● CHALLENGE
State the number of lines, and only that number, in which the word "metais" appears.

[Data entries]
^^^^^^^^
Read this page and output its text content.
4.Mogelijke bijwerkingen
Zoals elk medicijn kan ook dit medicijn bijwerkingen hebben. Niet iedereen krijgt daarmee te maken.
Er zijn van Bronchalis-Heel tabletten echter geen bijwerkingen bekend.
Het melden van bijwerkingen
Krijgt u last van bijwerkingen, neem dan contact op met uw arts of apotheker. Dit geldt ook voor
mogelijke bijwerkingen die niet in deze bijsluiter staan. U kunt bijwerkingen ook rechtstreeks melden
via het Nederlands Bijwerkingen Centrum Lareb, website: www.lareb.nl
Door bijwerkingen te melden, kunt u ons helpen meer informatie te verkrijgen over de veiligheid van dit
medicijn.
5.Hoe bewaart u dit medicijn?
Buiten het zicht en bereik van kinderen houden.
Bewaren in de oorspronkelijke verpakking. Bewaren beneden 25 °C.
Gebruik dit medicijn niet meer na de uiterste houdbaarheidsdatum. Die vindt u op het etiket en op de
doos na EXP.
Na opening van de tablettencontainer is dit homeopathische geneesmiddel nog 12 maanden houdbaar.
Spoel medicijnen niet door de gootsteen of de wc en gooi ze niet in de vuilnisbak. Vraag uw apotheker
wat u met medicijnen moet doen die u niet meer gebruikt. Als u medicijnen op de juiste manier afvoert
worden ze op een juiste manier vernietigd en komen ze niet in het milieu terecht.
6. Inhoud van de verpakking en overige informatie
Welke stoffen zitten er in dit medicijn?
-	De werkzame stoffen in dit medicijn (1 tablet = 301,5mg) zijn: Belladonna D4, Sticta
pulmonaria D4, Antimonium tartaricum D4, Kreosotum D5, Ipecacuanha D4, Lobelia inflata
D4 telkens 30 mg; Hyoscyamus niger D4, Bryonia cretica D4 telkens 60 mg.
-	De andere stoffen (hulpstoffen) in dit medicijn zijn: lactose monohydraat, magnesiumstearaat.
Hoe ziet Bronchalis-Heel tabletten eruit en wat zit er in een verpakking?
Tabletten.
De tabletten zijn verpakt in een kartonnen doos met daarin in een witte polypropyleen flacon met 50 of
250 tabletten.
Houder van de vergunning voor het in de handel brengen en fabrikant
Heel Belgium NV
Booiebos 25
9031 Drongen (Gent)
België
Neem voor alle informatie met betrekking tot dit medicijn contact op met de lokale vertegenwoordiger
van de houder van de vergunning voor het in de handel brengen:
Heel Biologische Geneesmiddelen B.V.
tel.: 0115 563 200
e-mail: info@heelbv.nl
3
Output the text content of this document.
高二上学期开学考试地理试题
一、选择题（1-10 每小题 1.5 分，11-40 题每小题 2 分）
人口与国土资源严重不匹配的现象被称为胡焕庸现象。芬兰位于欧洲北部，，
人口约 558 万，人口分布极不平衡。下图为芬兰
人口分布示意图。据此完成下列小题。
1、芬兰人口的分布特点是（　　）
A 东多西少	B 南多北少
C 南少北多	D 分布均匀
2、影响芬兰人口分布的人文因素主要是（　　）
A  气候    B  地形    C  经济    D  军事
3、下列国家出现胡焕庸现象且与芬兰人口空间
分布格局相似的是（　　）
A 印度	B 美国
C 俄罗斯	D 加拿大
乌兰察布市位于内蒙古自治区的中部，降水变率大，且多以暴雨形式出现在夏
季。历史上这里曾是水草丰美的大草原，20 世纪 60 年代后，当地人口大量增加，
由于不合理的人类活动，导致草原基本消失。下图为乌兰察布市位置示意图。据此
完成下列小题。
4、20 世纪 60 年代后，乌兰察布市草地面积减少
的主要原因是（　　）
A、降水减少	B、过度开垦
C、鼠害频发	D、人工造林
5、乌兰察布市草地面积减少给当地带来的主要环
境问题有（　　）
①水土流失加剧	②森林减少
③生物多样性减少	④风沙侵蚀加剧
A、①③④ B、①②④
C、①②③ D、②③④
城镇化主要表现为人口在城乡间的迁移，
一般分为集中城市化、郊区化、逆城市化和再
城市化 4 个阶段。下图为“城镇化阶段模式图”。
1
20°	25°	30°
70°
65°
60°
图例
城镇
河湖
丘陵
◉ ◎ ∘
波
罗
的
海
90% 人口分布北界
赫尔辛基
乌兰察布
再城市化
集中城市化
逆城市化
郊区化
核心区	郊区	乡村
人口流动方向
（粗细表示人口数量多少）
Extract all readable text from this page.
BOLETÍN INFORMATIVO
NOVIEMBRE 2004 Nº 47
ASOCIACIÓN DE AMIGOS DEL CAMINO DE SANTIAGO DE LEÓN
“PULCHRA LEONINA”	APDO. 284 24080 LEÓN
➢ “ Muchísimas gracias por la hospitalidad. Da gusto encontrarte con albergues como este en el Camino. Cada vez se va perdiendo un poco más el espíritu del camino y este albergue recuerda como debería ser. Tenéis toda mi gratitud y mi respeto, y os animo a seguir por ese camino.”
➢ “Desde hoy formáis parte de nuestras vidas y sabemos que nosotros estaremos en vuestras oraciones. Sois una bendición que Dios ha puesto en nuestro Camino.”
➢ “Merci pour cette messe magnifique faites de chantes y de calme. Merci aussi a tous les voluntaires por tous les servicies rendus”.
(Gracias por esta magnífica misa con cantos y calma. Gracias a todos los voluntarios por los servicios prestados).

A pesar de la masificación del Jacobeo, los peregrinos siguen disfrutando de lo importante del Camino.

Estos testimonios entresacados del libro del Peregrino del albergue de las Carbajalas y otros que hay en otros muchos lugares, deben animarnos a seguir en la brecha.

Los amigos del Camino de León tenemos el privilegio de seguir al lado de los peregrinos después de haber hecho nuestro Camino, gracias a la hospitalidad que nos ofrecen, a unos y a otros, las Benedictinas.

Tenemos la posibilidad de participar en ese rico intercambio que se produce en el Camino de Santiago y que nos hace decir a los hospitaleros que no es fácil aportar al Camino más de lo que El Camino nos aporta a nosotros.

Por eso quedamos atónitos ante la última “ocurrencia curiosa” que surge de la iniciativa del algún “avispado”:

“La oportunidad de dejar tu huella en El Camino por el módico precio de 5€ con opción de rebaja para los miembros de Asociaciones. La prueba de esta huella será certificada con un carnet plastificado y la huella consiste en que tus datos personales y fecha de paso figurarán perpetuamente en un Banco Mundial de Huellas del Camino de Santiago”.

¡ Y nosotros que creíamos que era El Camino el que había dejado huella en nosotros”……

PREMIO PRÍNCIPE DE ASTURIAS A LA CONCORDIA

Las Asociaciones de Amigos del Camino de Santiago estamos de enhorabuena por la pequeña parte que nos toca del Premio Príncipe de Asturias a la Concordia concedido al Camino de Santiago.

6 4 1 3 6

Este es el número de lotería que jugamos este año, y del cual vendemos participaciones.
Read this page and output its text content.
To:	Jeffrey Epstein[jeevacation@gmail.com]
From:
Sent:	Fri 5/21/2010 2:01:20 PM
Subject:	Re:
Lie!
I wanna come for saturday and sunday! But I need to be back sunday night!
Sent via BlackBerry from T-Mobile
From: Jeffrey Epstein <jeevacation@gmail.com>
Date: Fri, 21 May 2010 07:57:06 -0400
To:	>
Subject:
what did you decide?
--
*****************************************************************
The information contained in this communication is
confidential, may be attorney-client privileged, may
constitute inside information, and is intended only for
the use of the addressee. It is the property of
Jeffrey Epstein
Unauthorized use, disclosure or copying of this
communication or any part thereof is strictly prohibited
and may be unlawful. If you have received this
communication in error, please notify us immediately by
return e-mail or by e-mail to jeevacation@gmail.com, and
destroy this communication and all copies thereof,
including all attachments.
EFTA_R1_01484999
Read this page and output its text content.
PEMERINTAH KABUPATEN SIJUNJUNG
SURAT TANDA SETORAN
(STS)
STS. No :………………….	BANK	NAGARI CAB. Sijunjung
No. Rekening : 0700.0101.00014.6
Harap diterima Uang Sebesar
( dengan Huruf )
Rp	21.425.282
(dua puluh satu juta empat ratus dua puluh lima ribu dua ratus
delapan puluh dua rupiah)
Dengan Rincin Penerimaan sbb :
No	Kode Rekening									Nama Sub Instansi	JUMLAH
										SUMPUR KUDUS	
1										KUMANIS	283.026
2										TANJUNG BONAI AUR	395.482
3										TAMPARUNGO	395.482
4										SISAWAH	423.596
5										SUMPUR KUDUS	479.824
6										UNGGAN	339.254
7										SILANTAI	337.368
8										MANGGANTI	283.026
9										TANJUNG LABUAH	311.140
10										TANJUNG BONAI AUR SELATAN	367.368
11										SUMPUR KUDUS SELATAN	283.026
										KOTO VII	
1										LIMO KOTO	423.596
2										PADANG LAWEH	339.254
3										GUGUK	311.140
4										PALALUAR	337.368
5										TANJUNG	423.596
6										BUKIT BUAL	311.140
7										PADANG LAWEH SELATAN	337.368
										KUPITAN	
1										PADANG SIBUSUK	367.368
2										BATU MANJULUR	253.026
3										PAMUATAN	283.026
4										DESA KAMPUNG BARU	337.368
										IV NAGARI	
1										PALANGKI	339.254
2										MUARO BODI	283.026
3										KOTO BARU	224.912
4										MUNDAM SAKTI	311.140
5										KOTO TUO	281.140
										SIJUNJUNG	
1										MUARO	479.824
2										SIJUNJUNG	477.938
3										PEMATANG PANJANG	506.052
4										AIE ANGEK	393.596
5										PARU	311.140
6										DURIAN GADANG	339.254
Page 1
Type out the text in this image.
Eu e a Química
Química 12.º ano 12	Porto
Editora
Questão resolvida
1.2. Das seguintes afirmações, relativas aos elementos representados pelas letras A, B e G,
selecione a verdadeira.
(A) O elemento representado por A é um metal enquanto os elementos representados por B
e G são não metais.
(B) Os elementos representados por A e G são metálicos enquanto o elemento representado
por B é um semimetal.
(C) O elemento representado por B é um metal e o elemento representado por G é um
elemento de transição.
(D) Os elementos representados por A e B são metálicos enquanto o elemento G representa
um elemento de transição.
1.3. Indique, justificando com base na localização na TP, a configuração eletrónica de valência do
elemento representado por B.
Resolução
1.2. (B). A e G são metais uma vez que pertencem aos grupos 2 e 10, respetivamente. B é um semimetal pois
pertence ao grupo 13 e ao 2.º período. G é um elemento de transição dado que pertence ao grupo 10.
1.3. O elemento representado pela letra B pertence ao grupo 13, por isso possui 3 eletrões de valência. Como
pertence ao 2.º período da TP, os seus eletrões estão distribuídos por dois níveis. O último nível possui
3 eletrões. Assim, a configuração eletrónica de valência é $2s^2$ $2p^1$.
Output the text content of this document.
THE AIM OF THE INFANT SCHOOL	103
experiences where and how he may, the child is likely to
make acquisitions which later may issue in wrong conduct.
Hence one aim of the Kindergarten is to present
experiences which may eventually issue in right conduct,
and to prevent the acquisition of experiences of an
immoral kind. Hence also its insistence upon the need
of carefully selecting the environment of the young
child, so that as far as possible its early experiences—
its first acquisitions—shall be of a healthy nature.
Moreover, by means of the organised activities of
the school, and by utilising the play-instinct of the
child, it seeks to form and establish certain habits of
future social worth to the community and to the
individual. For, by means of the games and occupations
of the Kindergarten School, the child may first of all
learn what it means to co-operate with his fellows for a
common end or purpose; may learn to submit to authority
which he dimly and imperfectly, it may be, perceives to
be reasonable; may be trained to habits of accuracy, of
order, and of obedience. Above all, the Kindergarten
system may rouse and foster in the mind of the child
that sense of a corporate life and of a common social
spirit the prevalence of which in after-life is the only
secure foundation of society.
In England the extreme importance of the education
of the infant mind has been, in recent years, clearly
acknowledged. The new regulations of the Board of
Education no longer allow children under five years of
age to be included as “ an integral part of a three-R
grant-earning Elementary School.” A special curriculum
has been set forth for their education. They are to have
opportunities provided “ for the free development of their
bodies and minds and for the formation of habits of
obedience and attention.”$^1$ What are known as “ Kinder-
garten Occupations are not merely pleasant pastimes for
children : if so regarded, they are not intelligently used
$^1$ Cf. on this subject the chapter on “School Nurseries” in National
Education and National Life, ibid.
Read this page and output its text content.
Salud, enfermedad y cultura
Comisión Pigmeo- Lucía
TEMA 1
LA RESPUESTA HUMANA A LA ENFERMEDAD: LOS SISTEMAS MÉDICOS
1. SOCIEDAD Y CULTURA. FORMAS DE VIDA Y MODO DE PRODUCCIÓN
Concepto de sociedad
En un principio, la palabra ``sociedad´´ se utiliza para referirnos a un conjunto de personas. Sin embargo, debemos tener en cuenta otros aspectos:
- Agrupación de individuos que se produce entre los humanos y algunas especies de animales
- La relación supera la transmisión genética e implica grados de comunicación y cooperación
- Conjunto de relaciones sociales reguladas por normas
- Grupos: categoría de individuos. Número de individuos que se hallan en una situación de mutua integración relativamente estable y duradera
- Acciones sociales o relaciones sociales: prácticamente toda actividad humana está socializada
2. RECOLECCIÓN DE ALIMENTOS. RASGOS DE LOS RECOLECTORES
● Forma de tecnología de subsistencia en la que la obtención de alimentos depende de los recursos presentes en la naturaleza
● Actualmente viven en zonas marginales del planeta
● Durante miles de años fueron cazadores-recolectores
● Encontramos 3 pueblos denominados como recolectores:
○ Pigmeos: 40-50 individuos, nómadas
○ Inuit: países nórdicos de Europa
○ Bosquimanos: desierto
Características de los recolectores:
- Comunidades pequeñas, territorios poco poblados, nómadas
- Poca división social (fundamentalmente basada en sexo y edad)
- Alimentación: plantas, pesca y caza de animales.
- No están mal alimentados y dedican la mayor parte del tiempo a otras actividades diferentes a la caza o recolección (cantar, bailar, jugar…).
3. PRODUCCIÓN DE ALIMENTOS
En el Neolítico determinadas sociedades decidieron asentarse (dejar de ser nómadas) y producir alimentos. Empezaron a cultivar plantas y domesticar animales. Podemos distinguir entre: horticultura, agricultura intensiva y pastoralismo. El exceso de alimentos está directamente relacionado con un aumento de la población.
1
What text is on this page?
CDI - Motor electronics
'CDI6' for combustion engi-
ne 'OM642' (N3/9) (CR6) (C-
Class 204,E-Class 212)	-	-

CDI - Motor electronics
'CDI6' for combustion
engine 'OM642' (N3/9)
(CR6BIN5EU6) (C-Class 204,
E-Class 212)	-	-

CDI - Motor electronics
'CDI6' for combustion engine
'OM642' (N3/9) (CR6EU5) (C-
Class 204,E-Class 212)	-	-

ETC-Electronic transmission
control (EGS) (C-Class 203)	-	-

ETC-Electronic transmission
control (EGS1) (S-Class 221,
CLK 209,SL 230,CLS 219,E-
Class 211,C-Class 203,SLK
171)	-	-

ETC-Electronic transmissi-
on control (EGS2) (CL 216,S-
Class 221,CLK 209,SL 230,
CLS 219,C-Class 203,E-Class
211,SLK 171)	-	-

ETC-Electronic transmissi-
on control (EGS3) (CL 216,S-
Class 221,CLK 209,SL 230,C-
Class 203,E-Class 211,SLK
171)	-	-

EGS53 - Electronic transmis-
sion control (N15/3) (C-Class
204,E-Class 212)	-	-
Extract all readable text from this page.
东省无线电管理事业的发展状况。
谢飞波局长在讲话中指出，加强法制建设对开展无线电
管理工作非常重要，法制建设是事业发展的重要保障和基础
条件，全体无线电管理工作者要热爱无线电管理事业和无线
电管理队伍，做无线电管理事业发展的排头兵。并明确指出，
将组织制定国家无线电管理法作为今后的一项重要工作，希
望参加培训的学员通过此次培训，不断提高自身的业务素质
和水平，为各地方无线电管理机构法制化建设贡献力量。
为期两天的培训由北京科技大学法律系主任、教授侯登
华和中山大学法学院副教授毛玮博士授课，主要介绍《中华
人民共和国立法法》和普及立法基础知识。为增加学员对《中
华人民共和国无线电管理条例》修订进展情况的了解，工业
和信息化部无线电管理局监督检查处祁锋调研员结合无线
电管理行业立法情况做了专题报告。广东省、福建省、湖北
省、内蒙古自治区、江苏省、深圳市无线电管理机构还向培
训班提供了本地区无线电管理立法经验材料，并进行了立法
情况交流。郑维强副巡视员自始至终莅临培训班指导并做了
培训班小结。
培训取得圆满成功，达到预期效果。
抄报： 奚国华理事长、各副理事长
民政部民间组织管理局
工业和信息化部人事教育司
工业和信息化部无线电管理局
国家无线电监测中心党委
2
^^^^^^^^
● EXERCISE RESPONSE
2